═══ Given information ═══

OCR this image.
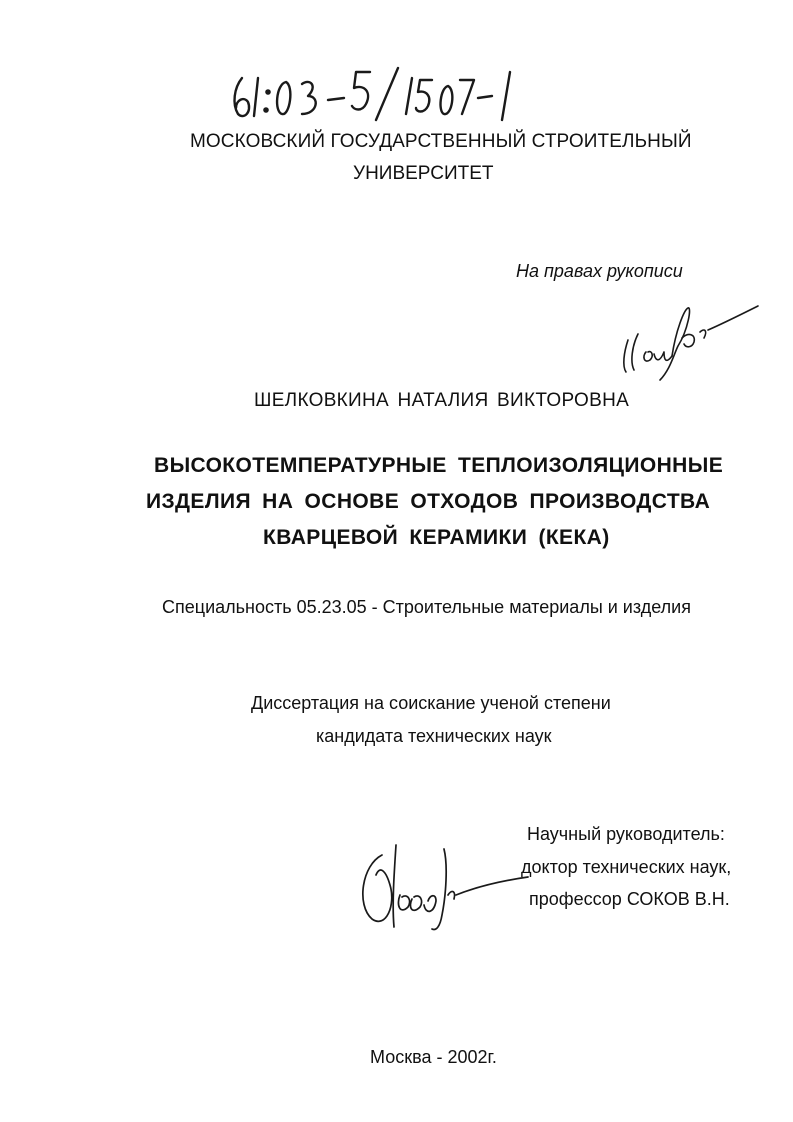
МОСКОВСКИЙ ГОСУДАРСТВЕННЫЙ СТРОИТЕЛЬНЫЙ
УНИВЕРСИТЕТ
На правах рукописи
ШЕЛКОВКИНА НАТАЛИЯ ВИКТОРОВНА
ВЫСОКОТЕМПЕРАТУРНЫЕ ТЕПЛОИЗОЛЯЦИОННЫЕ
ИЗДЕЛИЯ НА ОСНОВЕ ОТХОДОВ ПРОИЗВОДСТВА
КВАРЦЕВОЙ КЕРАМИКИ (КЕКА)
Специальность 05.23.05 - Строительные материалы и изделия
Диссертация на соискание ученой степени
кандидата технических наук
Научный руководитель:
доктор технических наук,
профессор СОКОВ В.Н.
Москва - 2002г.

═══

# Required work
Pick out every line of the listing containing the word "технических", and show those lines.

# Written solution
кандидата технических наук
доктор технических наук,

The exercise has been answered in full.